- Work required:
Go through the listing beneath this task and return every line that carries the string "изложить".

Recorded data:
########################################
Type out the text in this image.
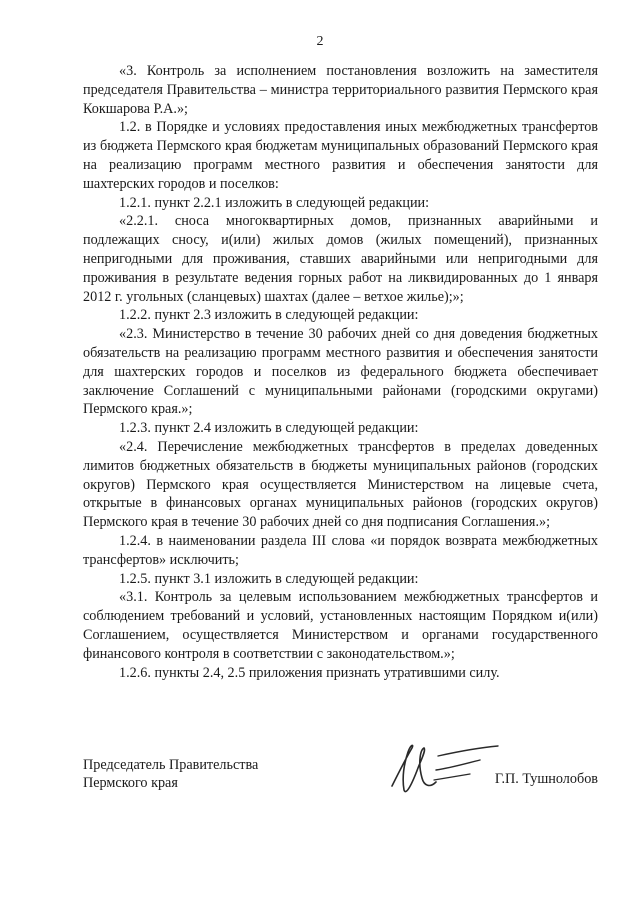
2

«3. Контроль за исполнением постановления возложить на заместителя председателя Правительства – министра территориального развития Пермского края Кокшарова Р.А.»;

1.2. в Порядке и условиях предоставления иных межбюджетных трансфертов из бюджета Пермского края бюджетам муниципальных образований Пермского края на реализацию программ местного развития и обеспечения занятости для шахтерских городов и поселков:

1.2.1. пункт 2.2.1 изложить в следующей редакции:

«2.2.1. сноса многоквартирных домов, признанных аварийными и подлежащих сносу, и(или) жилых домов (жилых помещений), признанных непригодными для проживания, ставших аварийными или непригодными для проживания в результате ведения горных работ на ликвидированных до 1 января 2012 г. угольных (сланцевых) шахтах (далее – ветхое жилье);»;

1.2.2. пункт 2.3 изложить в следующей редакции:

«2.3. Министерство в течение 30 рабочих дней со дня доведения бюджетных обязательств на реализацию программ местного развития и обеспечения занятости для шахтерских городов и поселков из федерального бюджета обеспечивает заключение Соглашений с муниципальными районами (городскими округами) Пермского края.»;

1.2.3. пункт 2.4 изложить в следующей редакции:

«2.4. Перечисление межбюджетных трансфертов в пределах доведенных лимитов бюджетных обязательств в бюджеты муниципальных районов (городских округов) Пермского края осуществляется Министерством на лицевые счета, открытые в финансовых органах муниципальных районов (городских округов) Пермского края в течение 30 рабочих дней со дня подписания Соглашения.»;

1.2.4. в наименовании раздела III слова «и порядок возврата межбюджетных трансфертов» исключить;

1.2.5. пункт 3.1 изложить в следующей редакции:

«3.1. Контроль за целевым использованием межбюджетных трансфертов и соблюдением требований и условий, установленных настоящим Порядком и(или) Соглашением, осуществляется Министерством и органами государственного финансового контроля в соответствии с законодательством.»;

1.2.6. пункты 2.4, 2.5 приложения признать утратившими силу.

Председатель Правительства
Пермского края	Г.П. Тушнолобов
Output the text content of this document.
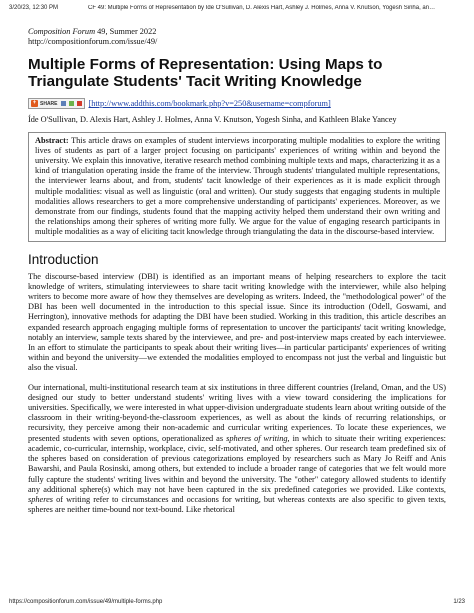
3/20/23, 12:30 PM	CF 49: Multiple Forms of Representation by Íde O'Sullivan, D. Alexis Hart, Ashley J. Holmes, Anna V. Knutson, Yogesh Sinha, an…

Composition Forum 49, Summer 2022

http://compositionforum.com/issue/49/

Multiple Forms of Representation: Using Maps to Triangulate Students' Tacit Writing Knowledge
+ SHARE	[http://www.addthis.com/bookmark.php?v=250&username=compforum]

Íde O'Sullivan, D. Alexis Hart, Ashley J. Holmes, Anna V. Knutson, Yogesh Sinha, and Kathleen Blake Yancey

Abstract: This article draws on examples of student interviews incorporating multiple modalities to explore the writing lives of students as part of a larger project focusing on participants' experiences of writing within and beyond the university. We explain this innovative, iterative research method combining multiple texts and maps, characterizing it as a kind of triangulation operating inside the frame of the interview. Through students' triangulated multiple representations, the interviewer learns about, and from, students' tacit knowledge of their experiences as it is made explicit through multiple modalities: visual as well as linguistic (oral and written). Our study suggests that engaging students in multiple modalities allows researchers to get a more comprehensive understanding of participants' experiences. Moreover, as we demonstrate from our findings, students found that the mapping activity helped them understand their own writing and the relationships among their spheres of writing more fully. We argue for the value of engaging research participants in multiple modalities as a way of eliciting tacit knowledge through triangulating the data in the discourse-based interview.
Introduction

The discourse-based interview (DBI) is identified as an important means of helping researchers to explore the tacit knowledge of writers, stimulating interviewees to share tacit writing knowledge with the interviewer, while also helping writers to become more aware of how they themselves are developing as writers. Indeed, the "methodological power" of the DBI has been well documented in the introduction to this special issue. Since its introduction (Odell, Goswami, and Herrington), innovative methods for adapting the DBI have been studied. Working in this tradition, this article describes an expanded research approach engaging multiple forms of representation to uncover the participants' tacit writing knowledge, notably an interview, sample texts shared by the interviewee, and pre- and post-interview maps created by each interviewee. In an effort to stimulate the participants to speak about their writing lives—in particular participants' experiences of writing within and beyond the university—we extended the modalities employed to encompass not just the verbal and linguistic but also the visual.

Our international, multi-institutional research team at six institutions in three different countries (Ireland, Oman, and the US) designed our study to better understand students' writing lives with a view toward considering the implications for universities. Specifically, we were interested in what upper-division undergraduate students learn about writing outside of the classroom in their writing-beyond-the-classroom experiences, as well as about the kinds of recurring relationships, or recursivity, they perceive among their non-academic and curricular writing experiences. To locate these experiences, we presented students with seven options, operationalized as spheres of writing, in which to situate their writing experiences: academic, co-curricular, internship, workplace, civic, self-motivated, and other spheres. Our research team predefined six of the spheres based on consideration of previous categorizations employed by researchers such as Mary Jo Reiff and Anis Bawarshi, and Paula Rosinski, among others, but extended to include a broader range of categories that we felt would more fully capture the students' writing lives within and beyond the university. The "other" category allowed students to identify any additional sphere(s) which may not have been captured in the six predefined categories we provided. Like contexts, spheres of writing refer to circumstances and occasions for writing, but whereas contexts are also specific to given texts, spheres are neither time-bound nor text-bound. Like rhetorical

https://compositionforum.com/issue/49/multiple-forms.php	1/23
########################################
- Solution to this exercise:
1.2.1. пункт 2.2.1 изложить в следующей редакции:
1.2.2. пункт 2.3 изложить в следующей редакции:
1.2.3. пункт 2.4 изложить в следующей редакции:
1.2.5. пункт 3.1 изложить в следующей редакции:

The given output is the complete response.